**PAGE:**
════════════════

The redesigned 2024 Subaru Impreza, a five-door hatchback, confirms the manufacturer’s long-standing reputation for versatility and reasonable pricing. It’s a little car that can and has a lot new, including a debuting top-line RS trim.
Now 30 years old, the Subaru Impreza is available in Base, Sport and RS trim levels. The first two offerings are equipped with 2.0-liter, four-cylinder engines with 152 horsepower. The RS features a 2.5-liter, four-cylinder engine with 182 horsepower. All models are powered by a continuously variable transmission (CVT) and the carmaker’s signature all-wheel-drive system.
Subaru’s knack for value is evident with the Impreza’s long automotive grocery list of standard equipment. The RS builds on the Base model. It includes 16-inch steel wheels, adaptive LED headlights, roof rails, dual-zone, automatic climate control, a 60/40-split fold-down rear seat, a 7-inch dual-touchscreen infotainment system, Apple CarPlay and Android Auto
Besides a larger engine, the RS trim also features standard, dark gray-painted wheels, heated wipers and mirrors, heated front seats, a wireless phone charging pad and a leather-wrapped steering wheel. Aesthetically, the RS trim also features a frameless grille, smartphone compatibility and a four-speaker stereo.
Every Impreza also comes with Subaru’s EyeSight safety system. It includes adaptive cruise control, forward collision warning with automatic braking and lane-keeping assistance.
The RS incorporates features from the Sport model, including 18-inch wheels, an 11.6-inch touchscreen, a six-speaker stereo, keyless access with a push-button start and a retuned suspension resulting in improved handling.
The Sport trim’s optional safety equipment is standard on the RS trim and it includes blind-spot warning, rear automatic braking and evasive steering assistance.
The new exterior design features a frameless black finish hexagonal grille, compact headlights, a more refined body, and a broad-shouldered stance. The theme is extended into the interior with gunmetal and simulated carbon fiber accents, black cloth seats with red cloth bolsters and carped floormats with the RS logo.
A sunroof, power-adjustable driver’s seat and a Harmon Kardon sound system are options.
Driving the Impreza is more about consistency and reliability than performance. The manufacturer’s vehicles resonate with the outdoors enthusiast. The lineups’ specific popularity includes mountain dwellers in California and Colorado. The Impreza hatchback (the Impreza sedan is defunct) and its siblings thrive in the mountains where inclement weather is the norm.

════════════════

**RECORD LIST:**
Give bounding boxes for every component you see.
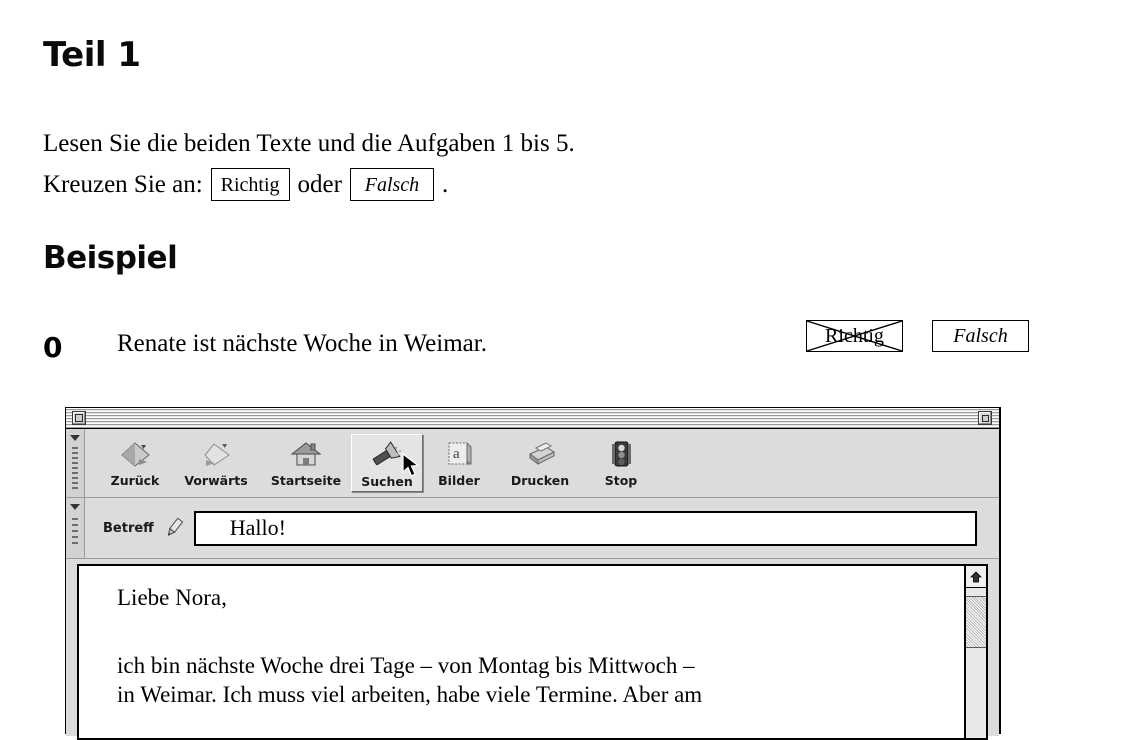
toolbar-button-startseite-label: Startseite [270, 473, 342, 488]
instruction-line-1: Lesen Sie die beiden Texte und die Aufga… [43, 130, 575, 157]
pencil-edit-icon [162, 516, 186, 540]
answer-box-falsch-label: Falsch [953, 324, 1008, 347]
toolbar-button-drucken[interactable]: Drucken [495, 434, 585, 492]
toolbar-button-zurueck-label: Zurück [110, 473, 160, 488]
example-answer-group: Richtig Falsch [806, 320, 1029, 352]
section-title-beispiel: Beispiel [43, 240, 178, 276]
scroll-up-arrow[interactable] [966, 566, 986, 588]
subject-input[interactable]: Hallo! [193, 510, 977, 546]
toolbar-button-stop-label: Stop [604, 473, 638, 488]
subject-label: Betreff [103, 520, 154, 536]
forward-arrow-icon [199, 438, 233, 470]
images-picture-icon: a [442, 438, 476, 470]
mac-browser-window: Zurück Vorwärts Startseite Suchen a Bild… [65, 407, 1001, 740]
toolbar-button-row: Zurück Vorwärts Startseite Suchen a Bild… [85, 429, 999, 497]
toolbar-button-bilder-label: Bilder [438, 473, 480, 488]
message-body-frame: Liebe Nora, ich bin nächste Woche drei T… [77, 564, 988, 740]
back-arrow-icon [118, 438, 152, 470]
message-scrollbar[interactable] [964, 566, 986, 738]
chevron-down-icon [70, 504, 80, 510]
instruction-conjunction: oder [297, 170, 342, 198]
message-body-text[interactable]: Liebe Nora, ich bin nächste Woche drei T… [79, 566, 964, 738]
legend-box-richtig: Richtig [210, 168, 290, 201]
message-body-area: Liebe Nora, ich bin nächste Woche drei T… [66, 559, 999, 740]
toolbar-button-vorwaerts[interactable]: Vorwärts [171, 434, 261, 492]
legend-box-falsch: Falsch [349, 168, 434, 201]
svg-text:a: a [453, 446, 460, 462]
example-item-number: 0 [43, 331, 63, 364]
toolbar-button-startseite[interactable]: Startseite [261, 434, 351, 492]
message-paragraph-line-1: ich bin nächste Woche drei Tage – von Mo… [117, 653, 695, 679]
answer-box-richtig-label: Richtig [825, 324, 884, 347]
printer-icon [523, 438, 557, 470]
toolbar-button-vorwaerts-label: Vorwärts [184, 473, 248, 488]
instruction-period: . [441, 170, 449, 198]
browser-toolbar: Zurück Vorwärts Startseite Suchen a Bild… [66, 429, 999, 498]
home-house-icon [289, 438, 323, 470]
toolbar-button-drucken-label: Drucken [510, 473, 570, 488]
subject-collapse-handle[interactable] [66, 498, 85, 558]
message-paragraph-line-2: in Weimar. Ich muss viel arbeiten, habe … [117, 682, 703, 708]
answer-box-falsch[interactable]: Falsch [932, 320, 1029, 352]
close-box-icon[interactable] [72, 411, 86, 425]
page-title-teil: Teil 1 [43, 35, 141, 75]
traffic-light-stop-icon [604, 438, 638, 470]
window-title-bar[interactable] [66, 408, 999, 429]
grip-dots-icon [72, 447, 78, 491]
toolbar-button-suchen-label: Suchen [361, 474, 413, 489]
toolbar-button-suchen[interactable]: Suchen [351, 434, 423, 492]
message-salutation: Liebe Nora, [117, 585, 227, 610]
instruction-prefix: Kreuzen Sie an: [43, 170, 203, 198]
scrollbar-thumb[interactable] [966, 596, 986, 648]
toolbar-collapse-handle[interactable] [66, 429, 85, 497]
toolbar-button-bilder[interactable]: a Bilder [423, 434, 495, 492]
answer-box-richtig[interactable]: Richtig [806, 320, 903, 352]
instruction-line-2: Kreuzen Sie an: Richtig oder Falsch . [43, 168, 448, 201]
title-bar-stripes [66, 408, 999, 428]
zoom-box-icon[interactable] [978, 411, 992, 425]
flashlight-search-icon [370, 439, 404, 471]
grip-dots-icon [72, 518, 78, 544]
toolbar-button-zurueck[interactable]: Zurück [99, 434, 171, 492]
example-statement: Renate ist nächste Woche in Weimar. [117, 330, 487, 357]
subject-row: Betreff Hallo! [66, 498, 999, 559]
chevron-down-icon [70, 435, 80, 441]
toolbar-button-stop[interactable]: Stop [585, 434, 657, 492]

════════════════

**WHAT THIS TASK INVOLVES:** List the features the RS borrows from the Sport model, as named in the Impreza article.

**RESPONSE:**
- 18-inch wheels
- an 11.6-inch touchscreen
- a six-speaker stereo
- keyless access with a push-button start
- a retuned suspension resulting in improved handling